- [Task goal]:
Set down the full listing exactly, character for character.

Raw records

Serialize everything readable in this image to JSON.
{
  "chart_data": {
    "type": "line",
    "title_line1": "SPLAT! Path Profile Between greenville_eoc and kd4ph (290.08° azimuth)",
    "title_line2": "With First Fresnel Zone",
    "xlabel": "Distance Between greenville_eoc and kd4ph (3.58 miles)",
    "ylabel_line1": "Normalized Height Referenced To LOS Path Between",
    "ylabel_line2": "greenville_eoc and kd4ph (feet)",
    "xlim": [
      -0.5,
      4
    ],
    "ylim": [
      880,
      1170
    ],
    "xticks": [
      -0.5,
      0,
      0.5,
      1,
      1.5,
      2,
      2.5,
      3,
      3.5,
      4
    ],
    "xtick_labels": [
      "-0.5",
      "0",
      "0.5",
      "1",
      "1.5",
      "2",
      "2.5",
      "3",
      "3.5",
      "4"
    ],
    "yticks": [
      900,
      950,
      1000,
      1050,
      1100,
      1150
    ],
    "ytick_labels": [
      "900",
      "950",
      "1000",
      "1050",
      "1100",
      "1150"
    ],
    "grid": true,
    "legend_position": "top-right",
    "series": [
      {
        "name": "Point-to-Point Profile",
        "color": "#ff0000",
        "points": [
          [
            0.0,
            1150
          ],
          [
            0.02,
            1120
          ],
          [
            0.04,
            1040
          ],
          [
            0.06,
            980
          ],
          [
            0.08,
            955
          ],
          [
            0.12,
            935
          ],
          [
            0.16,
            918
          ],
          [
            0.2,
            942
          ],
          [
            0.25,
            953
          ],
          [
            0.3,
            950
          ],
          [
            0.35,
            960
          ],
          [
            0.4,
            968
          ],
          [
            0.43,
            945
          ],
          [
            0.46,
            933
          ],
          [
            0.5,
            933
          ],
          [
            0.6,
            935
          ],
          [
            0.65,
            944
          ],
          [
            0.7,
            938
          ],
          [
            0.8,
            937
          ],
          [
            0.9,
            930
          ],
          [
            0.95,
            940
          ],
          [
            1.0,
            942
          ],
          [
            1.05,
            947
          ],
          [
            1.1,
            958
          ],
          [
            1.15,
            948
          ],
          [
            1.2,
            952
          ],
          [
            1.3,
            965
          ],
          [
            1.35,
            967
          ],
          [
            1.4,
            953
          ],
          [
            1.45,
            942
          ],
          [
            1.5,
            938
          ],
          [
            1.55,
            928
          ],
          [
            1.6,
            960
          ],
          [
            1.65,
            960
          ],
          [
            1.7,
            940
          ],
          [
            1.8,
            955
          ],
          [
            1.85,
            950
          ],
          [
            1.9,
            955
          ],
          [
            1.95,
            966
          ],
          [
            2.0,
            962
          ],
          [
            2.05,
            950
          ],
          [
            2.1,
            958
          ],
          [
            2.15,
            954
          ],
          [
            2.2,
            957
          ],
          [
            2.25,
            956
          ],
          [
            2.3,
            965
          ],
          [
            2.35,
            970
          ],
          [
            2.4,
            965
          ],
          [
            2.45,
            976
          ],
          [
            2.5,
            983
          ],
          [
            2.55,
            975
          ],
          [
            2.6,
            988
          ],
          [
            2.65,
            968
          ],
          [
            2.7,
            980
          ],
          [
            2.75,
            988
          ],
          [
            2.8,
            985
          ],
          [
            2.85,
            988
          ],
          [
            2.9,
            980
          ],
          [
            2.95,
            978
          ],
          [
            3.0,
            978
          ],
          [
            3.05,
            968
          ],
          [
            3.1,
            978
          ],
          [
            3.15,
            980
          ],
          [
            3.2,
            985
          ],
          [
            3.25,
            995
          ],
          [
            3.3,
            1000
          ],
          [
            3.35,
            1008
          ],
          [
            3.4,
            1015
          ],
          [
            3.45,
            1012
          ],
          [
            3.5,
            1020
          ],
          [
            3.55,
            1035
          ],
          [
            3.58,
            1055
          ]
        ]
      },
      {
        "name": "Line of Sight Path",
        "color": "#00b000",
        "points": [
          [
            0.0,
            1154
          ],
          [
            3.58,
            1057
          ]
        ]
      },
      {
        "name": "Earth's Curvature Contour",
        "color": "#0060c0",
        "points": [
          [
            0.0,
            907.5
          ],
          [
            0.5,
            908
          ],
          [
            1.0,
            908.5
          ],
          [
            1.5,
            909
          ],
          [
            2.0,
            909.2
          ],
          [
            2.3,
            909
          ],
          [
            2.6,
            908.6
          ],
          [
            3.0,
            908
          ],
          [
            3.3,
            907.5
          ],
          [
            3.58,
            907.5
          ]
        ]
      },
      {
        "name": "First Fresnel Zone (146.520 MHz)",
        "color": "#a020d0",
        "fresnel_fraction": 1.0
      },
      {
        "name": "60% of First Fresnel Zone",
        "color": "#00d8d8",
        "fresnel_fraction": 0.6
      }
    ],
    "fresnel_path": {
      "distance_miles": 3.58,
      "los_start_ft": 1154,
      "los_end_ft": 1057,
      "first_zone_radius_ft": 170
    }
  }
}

- [Answer below]:
Serialize everything readable in this image to JSON.
{
  "chart_data": {
    "type": "line",
    "title_line1": "SPLAT! Path Profile Between greenville_eoc and kd4ph (290.08° azimuth)",
    "title_line2": "With First Fresnel Zone",
    "xlabel": "Distance Between greenville_eoc and kd4ph (3.58 miles)",
    "ylabel_line1": "Normalized Height Referenced To LOS Path Between",
    "ylabel_line2": "greenville_eoc and kd4ph (feet)",
    "xlim": [
      -0.5,
      4
    ],
    "ylim": [
      880,
      1170
    ],
    "xticks": [
      -0.5,
      0,
      0.5,
      1,
      1.5,
      2,
      2.5,
      3,
      3.5,
      4
    ],
    "xtick_labels": [
      "-0.5",
      "0",
      "0.5",
      "1",
      "1.5",
      "2",
      "2.5",
      "3",
      "3.5",
      "4"
    ],
    "yticks": [
      900,
      950,
      1000,
      1050,
      1100,
      1150
    ],
    "ytick_labels": [
      "900",
      "950",
      "1000",
      "1050",
      "1100",
      "1150"
    ],
    "grid": true,
    "legend_position": "top-right",
    "series": [
      {
        "name": "Point-to-Point Profile",
        "color": "#ff0000",
        "points": [
          [
            0.0,
            1150
          ],
          [
            0.02,
            1120
          ],
          [
            0.04,
            1040
          ],
          [
            0.06,
            980
          ],
          [
            0.08,
            955
          ],
          [
            0.12,
            935
          ],
          [
            0.16,
            918
          ],
          [
            0.2,
            942
          ],
          [
            0.25,
            953
          ],
          [
            0.3,
            950
          ],
          [
            0.35,
            960
          ],
          [
            0.4,
            968
          ],
          [
            0.43,
            945
          ],
          [
            0.46,
            933
          ],
          [
            0.5,
            933
          ],
          [
            0.6,
            935
          ],
          [
            0.65,
            944
          ],
          [
            0.7,
            938
          ],
          [
            0.8,
            937
          ],
          [
            0.9,
            930
          ],
          [
            0.95,
            940
          ],
          [
            1.0,
            942
          ],
          [
            1.05,
            947
          ],
          [
            1.1,
            958
          ],
          [
            1.15,
            948
          ],
          [
            1.2,
            952
          ],
          [
            1.3,
            965
          ],
          [
            1.35,
            967
          ],
          [
            1.4,
            953
          ],
          [
            1.45,
            942
          ],
          [
            1.5,
            938
          ],
          [
            1.55,
            928
          ],
          [
            1.6,
            960
          ],
          [
            1.65,
            960
          ],
          [
            1.7,
            940
          ],
          [
            1.8,
            955
          ],
          [
            1.85,
            950
          ],
          [
            1.9,
            955
          ],
          [
            1.95,
            966
          ],
          [
            2.0,
            962
          ],
          [
            2.05,
            950
          ],
          [
            2.1,
            958
          ],
          [
            2.15,
            954
          ],
          [
            2.2,
            957
          ],
          [
            2.25,
            956
          ],
          [
            2.3,
            965
          ],
          [
            2.35,
            970
          ],
          [
            2.4,
            965
          ],
          [
            2.45,
            976
          ],
          [
            2.5,
            983
          ],
          [
            2.55,
            975
          ],
          [
            2.6,
            988
          ],
          [
            2.65,
            968
          ],
          [
            2.7,
            980
          ],
          [
            2.75,
            988
          ],
          [
            2.8,
            985
          ],
          [
            2.85,
            988
          ],
          [
            2.9,
            980
          ],
          [
            2.95,
            978
          ],
          [
            3.0,
            978
          ],
          [
            3.05,
            968
          ],
          [
            3.1,
            978
          ],
          [
            3.15,
            980
          ],
          [
            3.2,
            985
          ],
          [
            3.25,
            995
          ],
          [
            3.3,
            1000
          ],
          [
            3.35,
            1008
          ],
          [
            3.4,
            1015
          ],
          [
            3.45,
            1012
          ],
          [
            3.5,
            1020
          ],
          [
            3.55,
            1035
          ],
          [
            3.58,
            1055
          ]
        ]
      },
      {
        "name": "Line of Sight Path",
        "color": "#00b000",
        "points": [
          [
            0.0,
            1154
          ],
          [
            3.58,
            1057
          ]
        ]
      },
      {
        "name": "Earth's Curvature Contour",
        "color": "#0060c0",
        "points": [
          [
            0.0,
            907.5
          ],
          [
            0.5,
            908
          ],
          [
            1.0,
            908.5
          ],
          [
            1.5,
            909
          ],
          [
            2.0,
            909.2
          ],
          [
            2.3,
            909
          ],
          [
            2.6,
            908.6
          ],
          [
            3.0,
            908
          ],
          [
            3.3,
            907.5
          ],
          [
            3.58,
            907.5
          ]
        ]
      },
      {
        "name": "First Fresnel Zone (146.520 MHz)",
        "color": "#a020d0",
        "fresnel_fraction": 1.0
      },
      {
        "name": "60% of First Fresnel Zone",
        "color": "#00d8d8",
        "fresnel_fraction": 0.6
      }
    ],
    "fresnel_path": {
      "distance_miles": 3.58,
      "los_start_ft": 1154,
      "los_end_ft": 1057,
      "first_zone_radius_ft": 170
    }
  }
}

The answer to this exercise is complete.